RECORDS:
★ ★ ★ ★

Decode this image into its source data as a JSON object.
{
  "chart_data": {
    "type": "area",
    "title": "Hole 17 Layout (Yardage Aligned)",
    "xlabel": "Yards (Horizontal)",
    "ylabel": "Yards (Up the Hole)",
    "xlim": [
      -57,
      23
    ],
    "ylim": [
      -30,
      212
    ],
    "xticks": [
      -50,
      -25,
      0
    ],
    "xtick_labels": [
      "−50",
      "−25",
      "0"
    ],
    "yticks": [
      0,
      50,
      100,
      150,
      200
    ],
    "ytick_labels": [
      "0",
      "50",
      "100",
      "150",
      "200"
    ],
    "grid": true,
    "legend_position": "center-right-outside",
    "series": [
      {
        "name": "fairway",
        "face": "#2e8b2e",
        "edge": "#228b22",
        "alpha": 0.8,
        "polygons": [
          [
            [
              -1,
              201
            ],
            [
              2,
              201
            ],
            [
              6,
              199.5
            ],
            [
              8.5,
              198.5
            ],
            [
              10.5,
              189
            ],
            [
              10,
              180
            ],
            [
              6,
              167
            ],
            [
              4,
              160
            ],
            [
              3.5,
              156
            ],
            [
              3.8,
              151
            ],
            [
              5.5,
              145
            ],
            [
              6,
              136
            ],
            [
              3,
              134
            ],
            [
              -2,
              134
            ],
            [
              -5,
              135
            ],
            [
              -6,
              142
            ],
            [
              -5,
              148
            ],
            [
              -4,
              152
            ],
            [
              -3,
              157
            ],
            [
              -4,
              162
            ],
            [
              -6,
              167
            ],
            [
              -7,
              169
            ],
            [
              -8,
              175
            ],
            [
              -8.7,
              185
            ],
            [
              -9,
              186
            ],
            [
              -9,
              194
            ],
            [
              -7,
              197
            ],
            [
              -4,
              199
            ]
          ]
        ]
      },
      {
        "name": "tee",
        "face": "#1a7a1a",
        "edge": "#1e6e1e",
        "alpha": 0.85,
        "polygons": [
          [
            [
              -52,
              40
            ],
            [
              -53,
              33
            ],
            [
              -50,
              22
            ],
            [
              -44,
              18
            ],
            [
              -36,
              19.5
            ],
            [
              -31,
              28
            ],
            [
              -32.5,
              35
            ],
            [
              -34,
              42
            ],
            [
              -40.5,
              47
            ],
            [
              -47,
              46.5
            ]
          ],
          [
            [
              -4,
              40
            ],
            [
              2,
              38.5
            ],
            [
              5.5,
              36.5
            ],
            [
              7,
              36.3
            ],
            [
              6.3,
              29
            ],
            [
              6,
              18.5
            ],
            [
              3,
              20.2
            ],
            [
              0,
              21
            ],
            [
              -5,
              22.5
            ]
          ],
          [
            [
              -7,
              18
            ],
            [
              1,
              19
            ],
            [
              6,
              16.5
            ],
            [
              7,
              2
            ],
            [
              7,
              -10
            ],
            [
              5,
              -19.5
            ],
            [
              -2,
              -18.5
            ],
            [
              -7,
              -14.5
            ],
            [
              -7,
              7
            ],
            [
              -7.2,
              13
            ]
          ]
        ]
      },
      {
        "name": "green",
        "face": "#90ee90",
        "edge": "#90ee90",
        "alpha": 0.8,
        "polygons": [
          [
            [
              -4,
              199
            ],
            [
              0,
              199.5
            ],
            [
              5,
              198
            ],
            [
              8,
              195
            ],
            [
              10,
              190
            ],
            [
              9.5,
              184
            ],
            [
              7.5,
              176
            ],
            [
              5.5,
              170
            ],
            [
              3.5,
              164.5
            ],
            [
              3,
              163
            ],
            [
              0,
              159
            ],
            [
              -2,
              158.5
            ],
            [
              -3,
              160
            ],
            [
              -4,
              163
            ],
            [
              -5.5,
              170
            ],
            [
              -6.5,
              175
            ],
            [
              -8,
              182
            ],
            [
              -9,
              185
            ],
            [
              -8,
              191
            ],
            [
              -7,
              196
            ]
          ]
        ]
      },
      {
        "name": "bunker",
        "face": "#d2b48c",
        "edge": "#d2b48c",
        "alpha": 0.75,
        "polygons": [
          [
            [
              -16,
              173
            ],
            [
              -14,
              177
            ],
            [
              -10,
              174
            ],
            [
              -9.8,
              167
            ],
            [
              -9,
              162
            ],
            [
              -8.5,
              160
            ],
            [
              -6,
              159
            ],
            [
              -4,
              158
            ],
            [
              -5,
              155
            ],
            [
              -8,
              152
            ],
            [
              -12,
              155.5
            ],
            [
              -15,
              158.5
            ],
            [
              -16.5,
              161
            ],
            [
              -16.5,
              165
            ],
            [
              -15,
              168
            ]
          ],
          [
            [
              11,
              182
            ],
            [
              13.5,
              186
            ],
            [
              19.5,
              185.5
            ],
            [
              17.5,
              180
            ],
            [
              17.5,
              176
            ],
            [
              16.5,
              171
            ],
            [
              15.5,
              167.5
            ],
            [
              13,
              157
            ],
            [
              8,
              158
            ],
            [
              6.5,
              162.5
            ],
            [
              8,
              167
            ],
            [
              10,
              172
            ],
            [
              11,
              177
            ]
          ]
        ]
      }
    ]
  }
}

★ ★ ★ ★

The records above must be repeated exactly, every one of them.

TASK ANSWER:
Decode this image into its source data as a JSON object.
{
  "chart_data": {
    "type": "area",
    "title": "Hole 17 Layout (Yardage Aligned)",
    "xlabel": "Yards (Horizontal)",
    "ylabel": "Yards (Up the Hole)",
    "xlim": [
      -57,
      23
    ],
    "ylim": [
      -30,
      212
    ],
    "xticks": [
      -50,
      -25,
      0
    ],
    "xtick_labels": [
      "−50",
      "−25",
      "0"
    ],
    "yticks": [
      0,
      50,
      100,
      150,
      200
    ],
    "ytick_labels": [
      "0",
      "50",
      "100",
      "150",
      "200"
    ],
    "grid": true,
    "legend_position": "center-right-outside",
    "series": [
      {
        "name": "fairway",
        "face": "#2e8b2e",
        "edge": "#228b22",
        "alpha": 0.8,
        "polygons": [
          [
            [
              -1,
              201
            ],
            [
              2,
              201
            ],
            [
              6,
              199.5
            ],
            [
              8.5,
              198.5
            ],
            [
              10.5,
              189
            ],
            [
              10,
              180
            ],
            [
              6,
              167
            ],
            [
              4,
              160
            ],
            [
              3.5,
              156
            ],
            [
              3.8,
              151
            ],
            [
              5.5,
              145
            ],
            [
              6,
              136
            ],
            [
              3,
              134
            ],
            [
              -2,
              134
            ],
            [
              -5,
              135
            ],
            [
              -6,
              142
            ],
            [
              -5,
              148
            ],
            [
              -4,
              152
            ],
            [
              -3,
              157
            ],
            [
              -4,
              162
            ],
            [
              -6,
              167
            ],
            [
              -7,
              169
            ],
            [
              -8,
              175
            ],
            [
              -8.7,
              185
            ],
            [
              -9,
              186
            ],
            [
              -9,
              194
            ],
            [
              -7,
              197
            ],
            [
              -4,
              199
            ]
          ]
        ]
      },
      {
        "name": "tee",
        "face": "#1a7a1a",
        "edge": "#1e6e1e",
        "alpha": 0.85,
        "polygons": [
          [
            [
              -52,
              40
            ],
            [
              -53,
              33
            ],
            [
              -50,
              22
            ],
            [
              -44,
              18
            ],
            [
              -36,
              19.5
            ],
            [
              -31,
              28
            ],
            [
              -32.5,
              35
            ],
            [
              -34,
              42
            ],
            [
              -40.5,
              47
            ],
            [
              -47,
              46.5
            ]
          ],
          [
            [
              -4,
              40
            ],
            [
              2,
              38.5
            ],
            [
              5.5,
              36.5
            ],
            [
              7,
              36.3
            ],
            [
              6.3,
              29
            ],
            [
              6,
              18.5
            ],
            [
              3,
              20.2
            ],
            [
              0,
              21
            ],
            [
              -5,
              22.5
            ]
          ],
          [
            [
              -7,
              18
            ],
            [
              1,
              19
            ],
            [
              6,
              16.5
            ],
            [
              7,
              2
            ],
            [
              7,
              -10
            ],
            [
              5,
              -19.5
            ],
            [
              -2,
              -18.5
            ],
            [
              -7,
              -14.5
            ],
            [
              -7,
              7
            ],
            [
              -7.2,
              13
            ]
          ]
        ]
      },
      {
        "name": "green",
        "face": "#90ee90",
        "edge": "#90ee90",
        "alpha": 0.8,
        "polygons": [
          [
            [
              -4,
              199
            ],
            [
              0,
              199.5
            ],
            [
              5,
              198
            ],
            [
              8,
              195
            ],
            [
              10,
              190
            ],
            [
              9.5,
              184
            ],
            [
              7.5,
              176
            ],
            [
              5.5,
              170
            ],
            [
              3.5,
              164.5
            ],
            [
              3,
              163
            ],
            [
              0,
              159
            ],
            [
              -2,
              158.5
            ],
            [
              -3,
              160
            ],
            [
              -4,
              163
            ],
            [
              -5.5,
              170
            ],
            [
              -6.5,
              175
            ],
            [
              -8,
              182
            ],
            [
              -9,
              185
            ],
            [
              -8,
              191
            ],
            [
              -7,
              196
            ]
          ]
        ]
      },
      {
        "name": "bunker",
        "face": "#d2b48c",
        "edge": "#d2b48c",
        "alpha": 0.75,
        "polygons": [
          [
            [
              -16,
              173
            ],
            [
              -14,
              177
            ],
            [
              -10,
              174
            ],
            [
              -9.8,
              167
            ],
            [
              -9,
              162
            ],
            [
              -8.5,
              160
            ],
            [
              -6,
              159
            ],
            [
              -4,
              158
            ],
            [
              -5,
              155
            ],
            [
              -8,
              152
            ],
            [
              -12,
              155.5
            ],
            [
              -15,
              158.5
            ],
            [
              -16.5,
              161
            ],
            [
              -16.5,
              165
            ],
            [
              -15,
              168
            ]
          ],
          [
            [
              11,
              182
            ],
            [
              13.5,
              186
            ],
            [
              19.5,
              185.5
            ],
            [
              17.5,
              180
            ],
            [
              17.5,
              176
            ],
            [
              16.5,
              171
            ],
            [
              15.5,
              167.5
            ],
            [
              13,
              157
            ],
            [
              8,
              158
            ],
            [
              6.5,
              162.5
            ],
            [
              8,
              167
            ],
            [
              10,
              172
            ],
            [
              11,
              177
            ]
          ]
        ]
      }
    ]
  }
}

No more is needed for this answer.